» **DIRECTIVE**
Wherever the word "Scaling" shows up in a line, please copy that line.
________
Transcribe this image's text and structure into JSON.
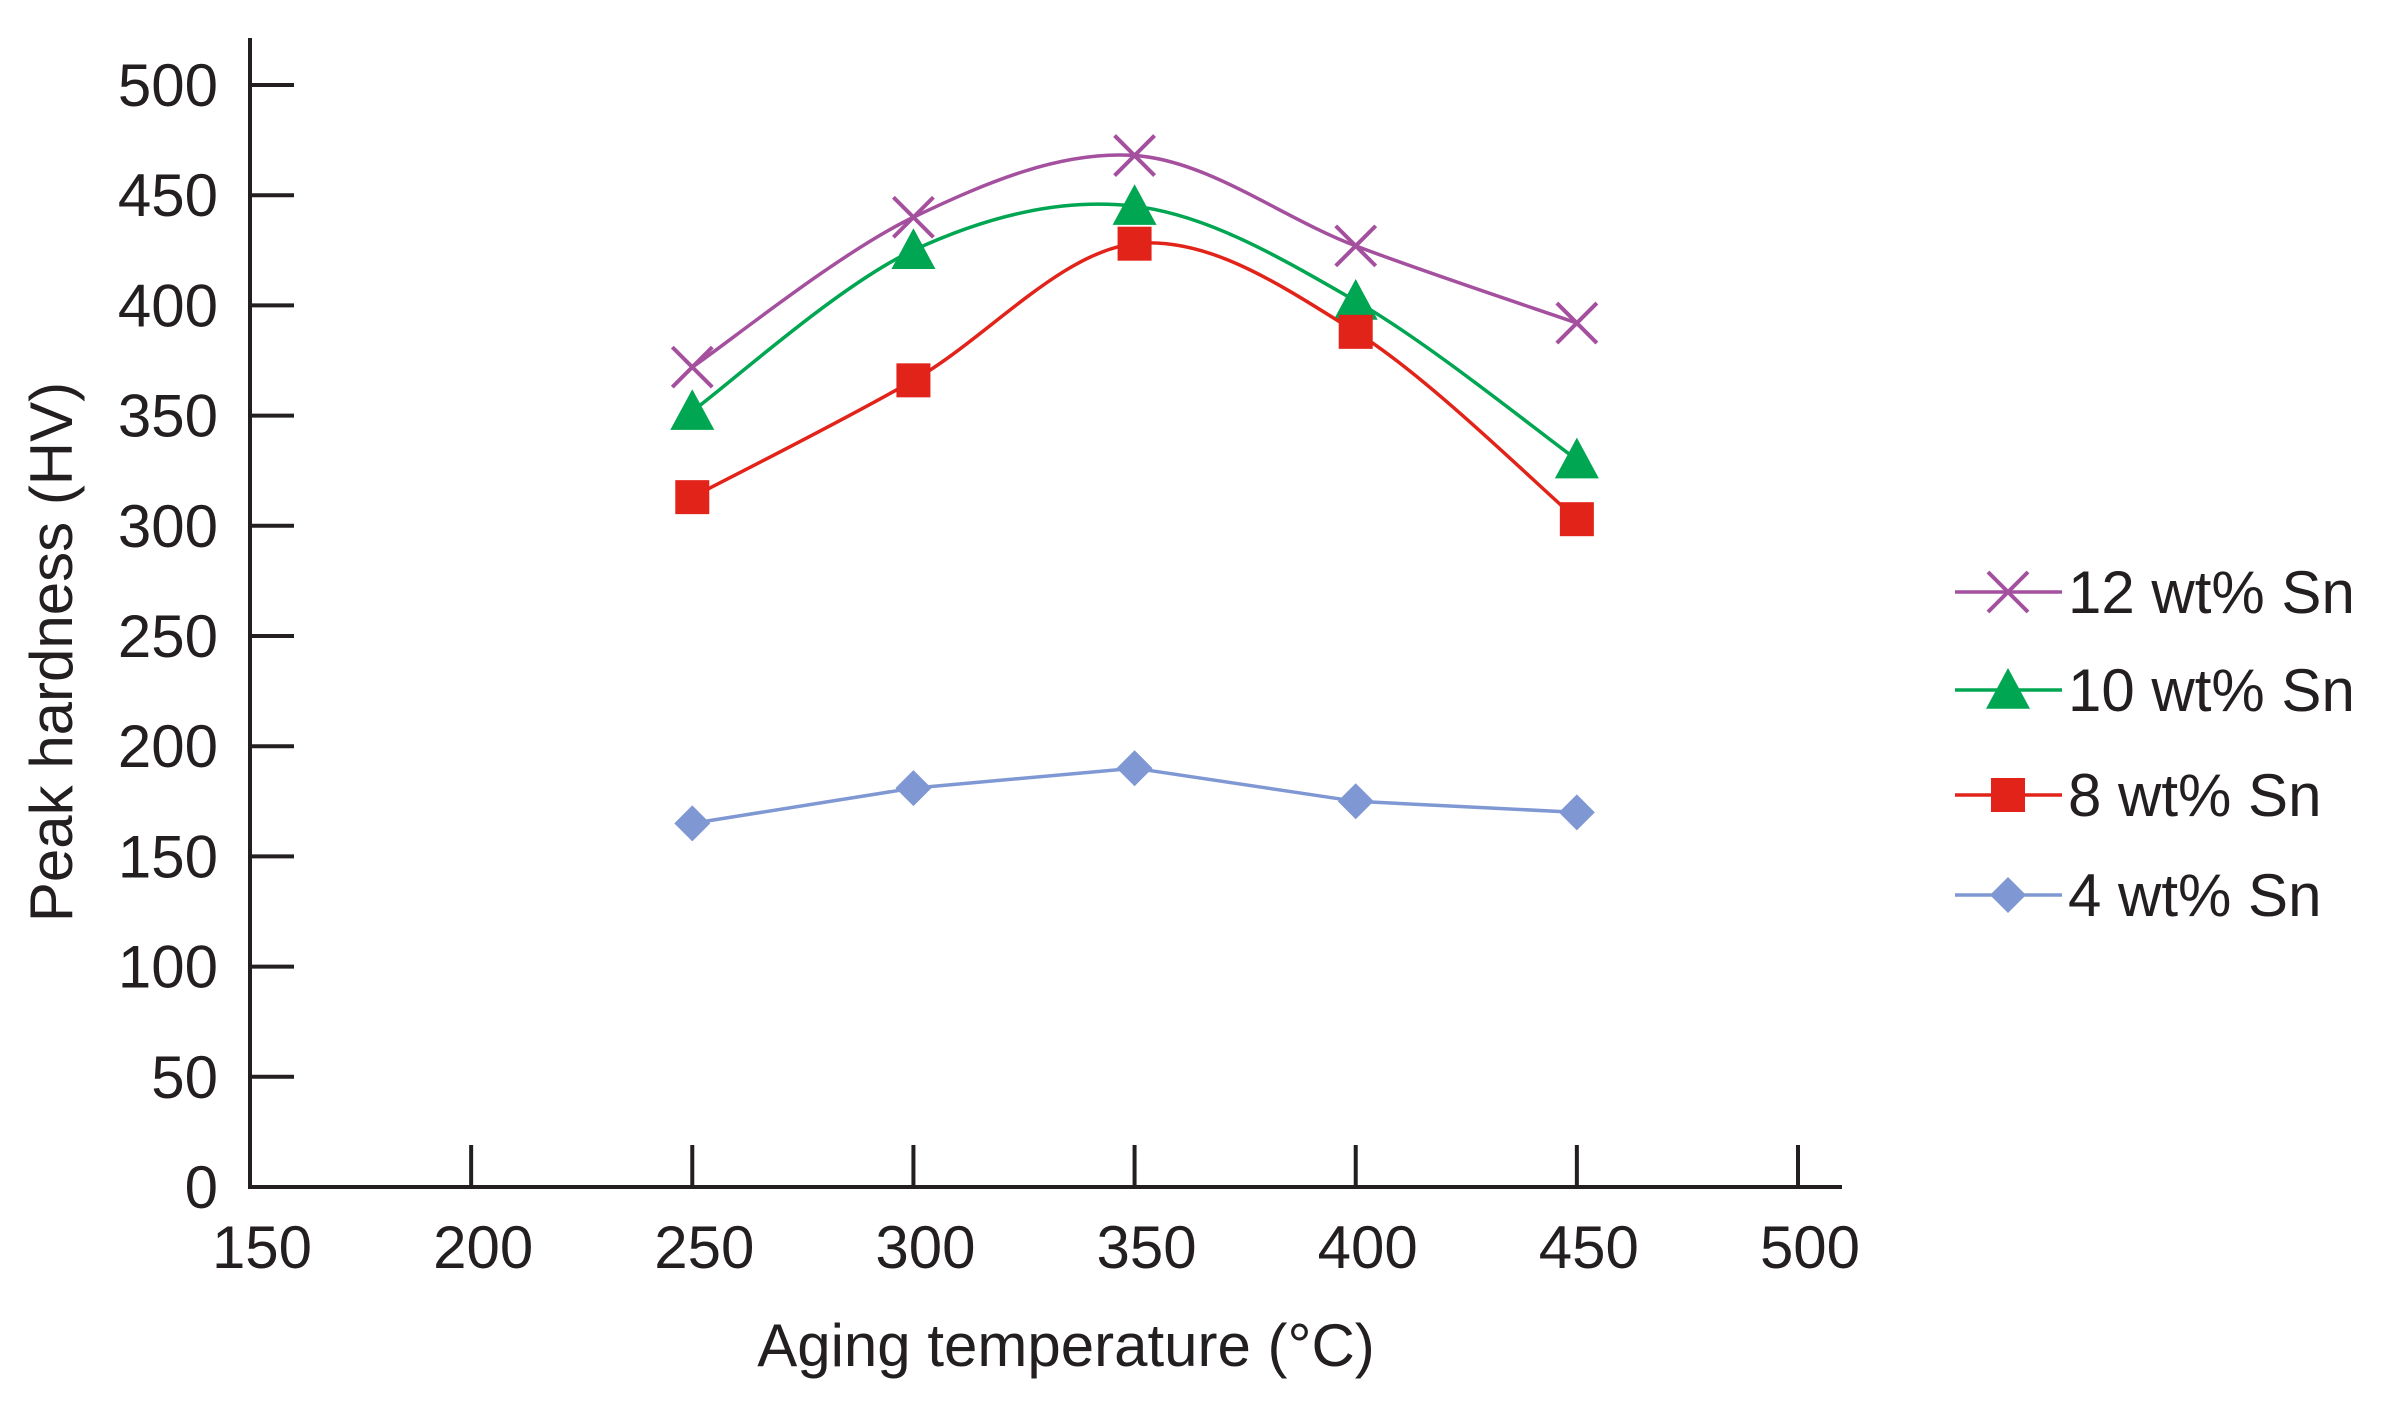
{
  "chart_data": {
    "type": "line",
    "title": "",
    "xlabel": "Aging temperature (°C)",
    "ylabel": "Peak hardness (HV)",
    "xlim": [
      150,
      500
    ],
    "ylim": [
      0,
      500
    ],
    "x_ticks": [
      150,
      200,
      250,
      300,
      350,
      400,
      450,
      500
    ],
    "y_ticks": [
      0,
      50,
      100,
      150,
      200,
      250,
      300,
      350,
      400,
      450,
      500
    ],
    "grid": false,
    "legend_position": "right",
    "x": [
      250,
      300,
      350,
      400,
      450
    ],
    "series": [
      {
        "name": "12 wt% Sn",
        "values": [
          372,
          440,
          468,
          427,
          392
        ],
        "color": "#a4509e",
        "marker": "x",
        "smooth": true
      },
      {
        "name": "10 wt% Sn",
        "values": [
          352,
          425,
          445,
          402,
          330
        ],
        "color": "#00a651",
        "marker": "triangle",
        "smooth": true
      },
      {
        "name": "8 wt% Sn",
        "values": [
          313,
          366,
          428,
          388,
          303
        ],
        "color": "#e2231a",
        "marker": "square",
        "smooth": true
      },
      {
        "name": "4 wt% Sn",
        "values": [
          165,
          181,
          190,
          175,
          170
        ],
        "color": "#7f98d3",
        "marker": "diamond",
        "smooth": false
      }
    ]
  }
}
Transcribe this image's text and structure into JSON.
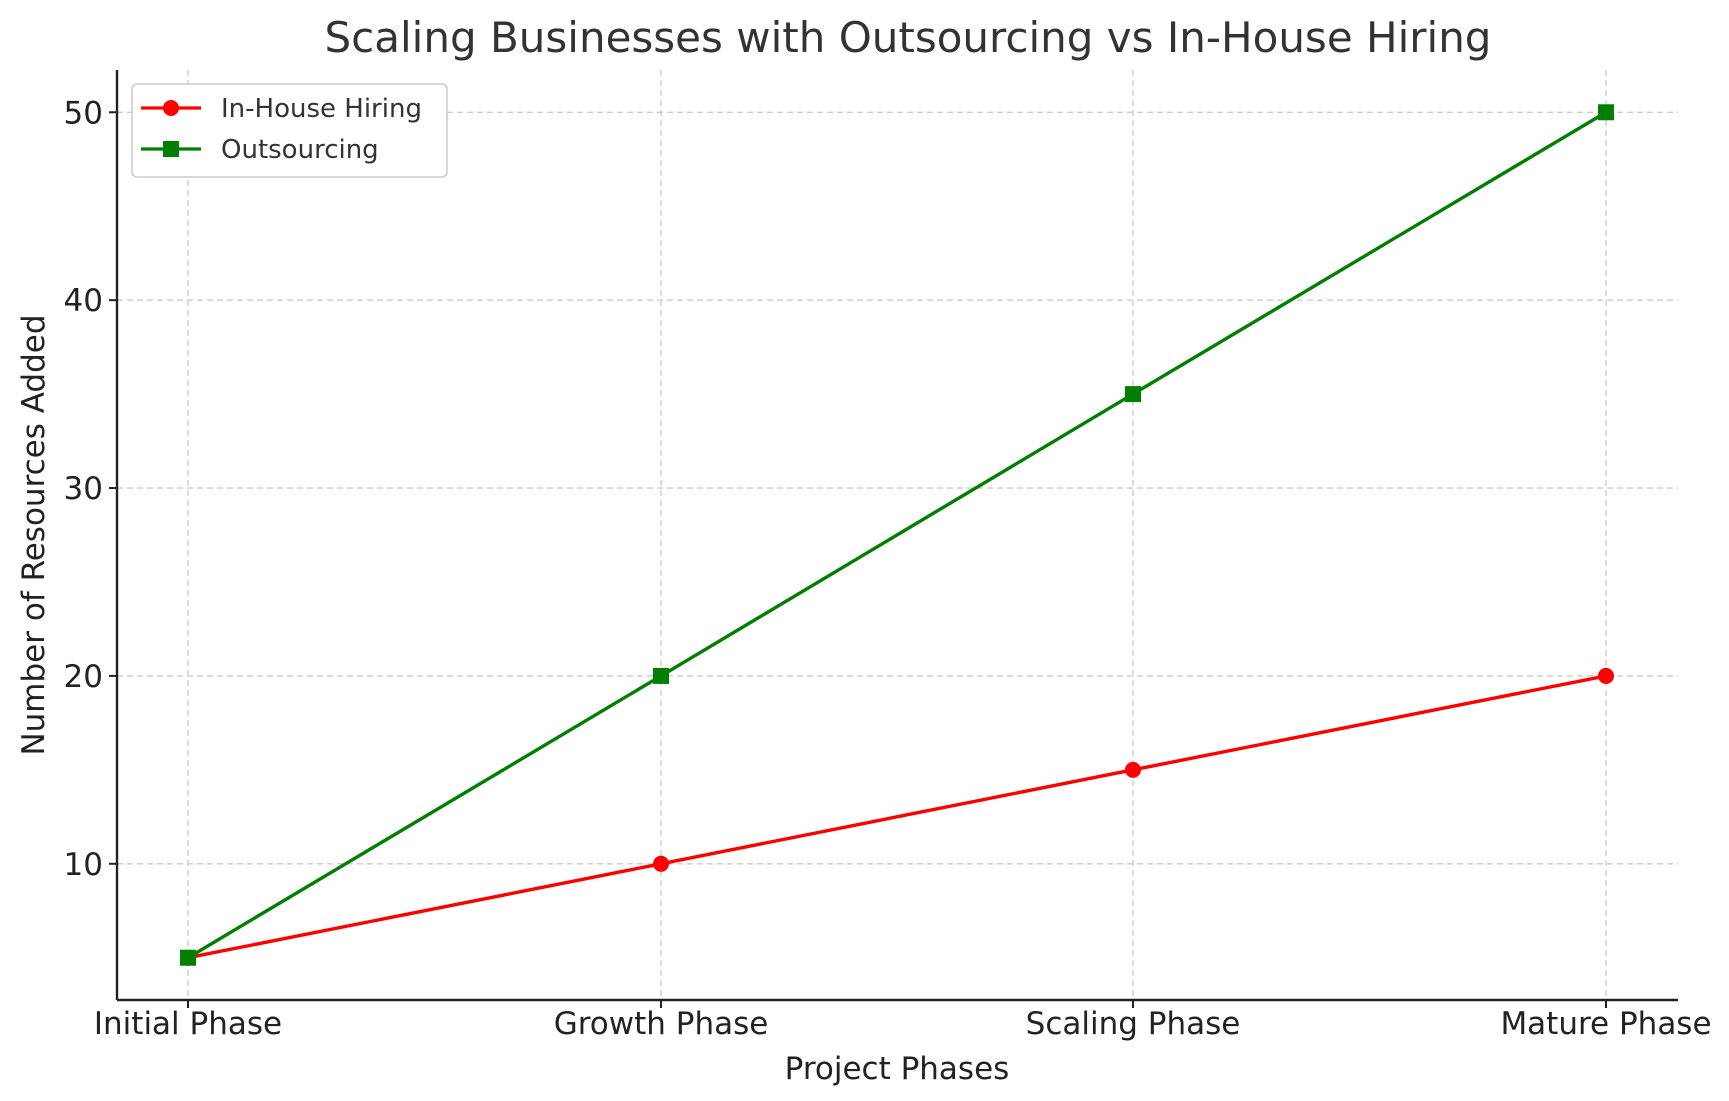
{
  "chart_data": {
    "type": "line",
    "title": "Scaling Businesses with Outsourcing vs In-House Hiring",
    "xlabel": "Project Phases",
    "ylabel": "Number of Resources Added",
    "categories": [
      "Initial Phase",
      "Growth Phase",
      "Scaling Phase",
      "Mature Phase"
    ],
    "ylim": [
      2.75,
      52.25
    ],
    "yticks": [
      10,
      20,
      30,
      40,
      50
    ],
    "grid": true,
    "legend_position": "top-left",
    "series": [
      {
        "name": "In-House Hiring",
        "values": [
          5,
          10,
          15,
          20
        ],
        "color": "#ff0000",
        "marker": "circle"
      },
      {
        "name": "Outsourcing",
        "values": [
          5,
          20,
          35,
          50
        ],
        "color": "#007f00",
        "marker": "square"
      }
    ]
  }
}
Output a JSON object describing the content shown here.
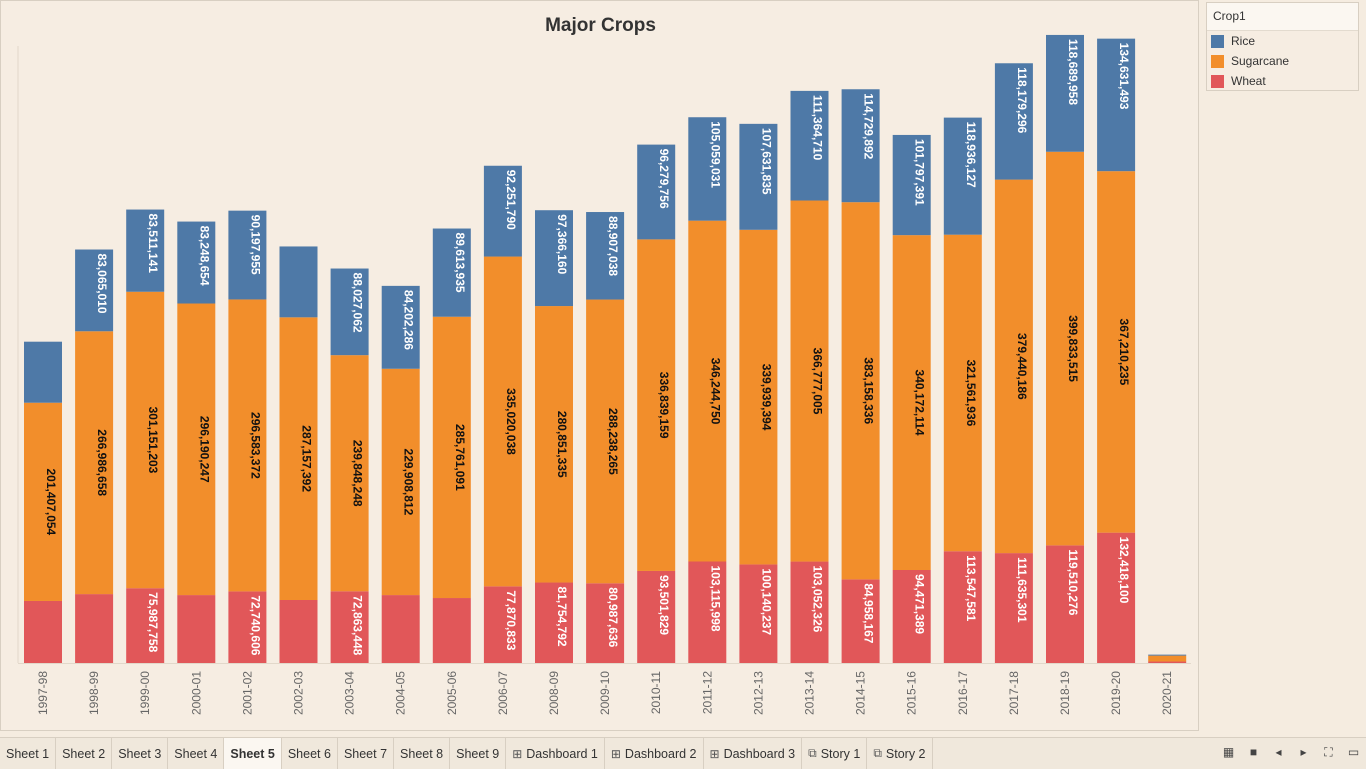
{
  "tabs": [
    {
      "label": "Sheet 1",
      "icon": "",
      "active": false
    },
    {
      "label": "Sheet 2",
      "icon": "",
      "active": false
    },
    {
      "label": "Sheet 3",
      "icon": "",
      "active": false
    },
    {
      "label": "Sheet 4",
      "icon": "",
      "active": false
    },
    {
      "label": "Sheet 5",
      "icon": "",
      "active": true
    },
    {
      "label": "Sheet 6",
      "icon": "",
      "active": false
    },
    {
      "label": "Sheet 7",
      "icon": "",
      "active": false
    },
    {
      "label": "Sheet 8",
      "icon": "",
      "active": false
    },
    {
      "label": "Sheet 9",
      "icon": "",
      "active": false
    },
    {
      "label": "Dashboard 1",
      "icon": "dashboard-icon",
      "active": false
    },
    {
      "label": "Dashboard 2",
      "icon": "dashboard-icon",
      "active": false
    },
    {
      "label": "Dashboard 3",
      "icon": "dashboard-icon",
      "active": false
    },
    {
      "label": "Story 1",
      "icon": "story-icon",
      "active": false
    },
    {
      "label": "Story 2",
      "icon": "story-icon",
      "active": false
    }
  ],
  "legend": {
    "title": "Crop1",
    "items": [
      {
        "label": "Rice",
        "color": "#4e79a7"
      },
      {
        "label": "Sugarcane",
        "color": "#f28e2b"
      },
      {
        "label": "Wheat",
        "color": "#e15759"
      }
    ]
  },
  "chart_data": {
    "type": "bar",
    "stacked": true,
    "title": "Major Crops",
    "xlabel": "",
    "ylabel": "",
    "ylim": [
      0,
      640000000
    ],
    "categories": [
      "1997-98",
      "1998-99",
      "1999-00",
      "2000-01",
      "2001-02",
      "2002-03",
      "2003-04",
      "2004-05",
      "2005-06",
      "2006-07",
      "2008-09",
      "2009-10",
      "2010-11",
      "2011-12",
      "2012-13",
      "2013-14",
      "2014-15",
      "2015-16",
      "2016-17",
      "2017-18",
      "2018-19",
      "2019-20",
      "2020-21"
    ],
    "series": [
      {
        "name": "Wheat",
        "color": "#e15759",
        "values": [
          63000000,
          70000000,
          75987758,
          69000000,
          72740606,
          64000000,
          72863448,
          69000000,
          66000000,
          77870833,
          81754792,
          80987636,
          93501829,
          103115998,
          100140237,
          103052326,
          84958167,
          94471389,
          113547581,
          111635301,
          119510276,
          132418100,
          1500000
        ],
        "labels": [
          "",
          "",
          "75,987,758",
          "",
          "72,740,606",
          "",
          "72,863,448",
          "",
          "",
          "77,870,833",
          "81,754,792",
          "80,987,636",
          "93,501,829",
          "103,115,998",
          "100,140,237",
          "103,052,326",
          "84,958,167",
          "94,471,389",
          "113,547,581",
          "111,635,301",
          "119,510,276",
          "132,418,100",
          ""
        ]
      },
      {
        "name": "Sugarcane",
        "color": "#f28e2b",
        "values": [
          201407054,
          266986658,
          301151203,
          296190247,
          296583372,
          287157392,
          239848248,
          229908812,
          285761091,
          335020038,
          280851335,
          288238265,
          336839159,
          346244750,
          339939394,
          366777005,
          383158336,
          340172114,
          321561936,
          379440186,
          399833515,
          367210235,
          6000000
        ],
        "labels": [
          "201,407,054",
          "266,986,658",
          "301,151,203",
          "296,190,247",
          "296,583,372",
          "287,157,392",
          "239,848,248",
          "229,908,812",
          "285,761,091",
          "335,020,038",
          "280,851,335",
          "288,238,265",
          "336,839,159",
          "346,244,750",
          "339,939,394",
          "366,777,005",
          "383,158,336",
          "340,172,114",
          "321,561,936",
          "379,440,186",
          "399,833,515",
          "367,210,235",
          ""
        ]
      },
      {
        "name": "Rice",
        "color": "#4e79a7",
        "values": [
          62000000,
          83065010,
          83511141,
          83248654,
          90197955,
          72000000,
          88027062,
          84202286,
          89613935,
          92251790,
          97366160,
          88907038,
          96279756,
          105059031,
          107631835,
          111364710,
          114729892,
          101797391,
          118936127,
          118179296,
          118689958,
          134631493,
          1000000
        ],
        "labels": [
          "",
          "83,065,010",
          "83,511,141",
          "83,248,654",
          "90,197,955",
          "",
          "88,027,062",
          "84,202,286",
          "89,613,935",
          "92,251,790",
          "97,366,160",
          "88,907,038",
          "96,279,756",
          "105,059,031",
          "107,631,835",
          "111,364,710",
          "114,729,892",
          "101,797,391",
          "118,936,127",
          "118,179,296",
          "118,689,958",
          "134,631,493",
          ""
        ]
      }
    ]
  }
}
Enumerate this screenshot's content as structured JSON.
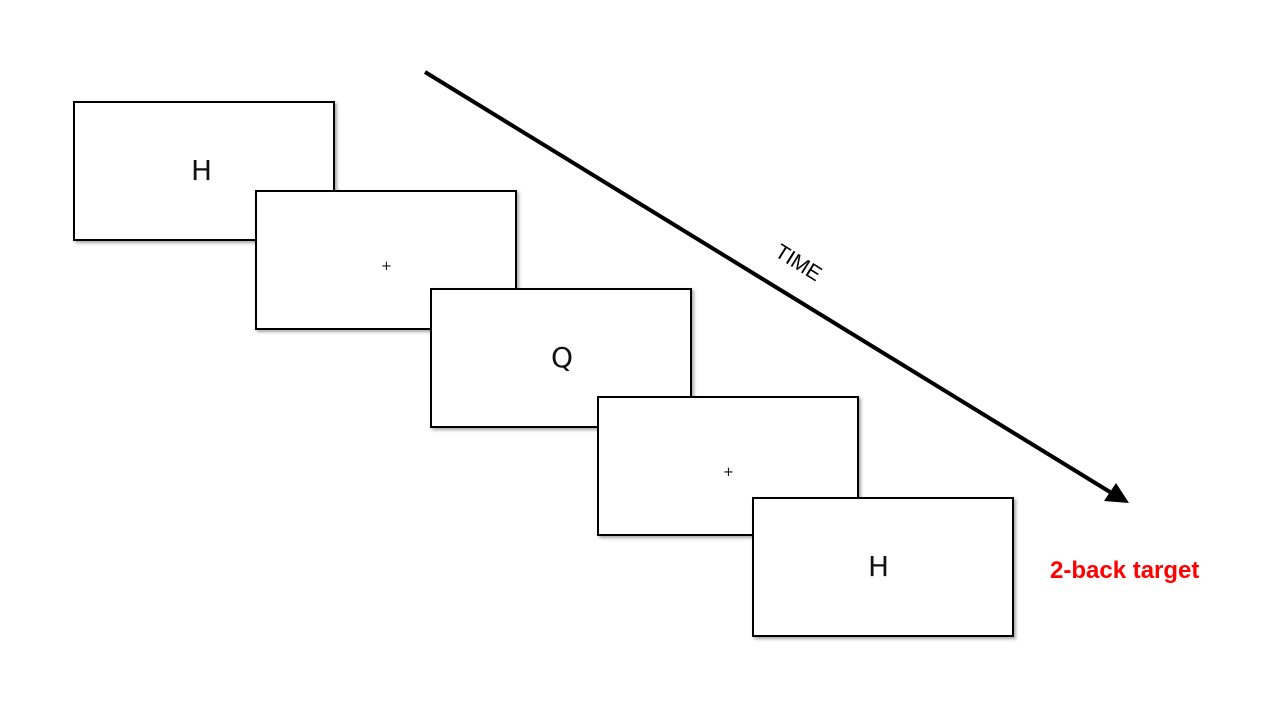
{
  "diagram": {
    "arrow_label": "TIME",
    "target_label": "2-back target",
    "target_label_color": "#ff0000",
    "stimuli": [
      {
        "content": "H",
        "kind": "letter"
      },
      {
        "content": "+",
        "kind": "fixation"
      },
      {
        "content": "Q",
        "kind": "letter"
      },
      {
        "content": "+",
        "kind": "fixation"
      },
      {
        "content": "H",
        "kind": "letter"
      }
    ]
  }
}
________
» **SOLUTION TO THE PROBLEM**
    "title": "Scaling Businesses with Outsourcing vs In-House Hiring",
      "Scaling Phase",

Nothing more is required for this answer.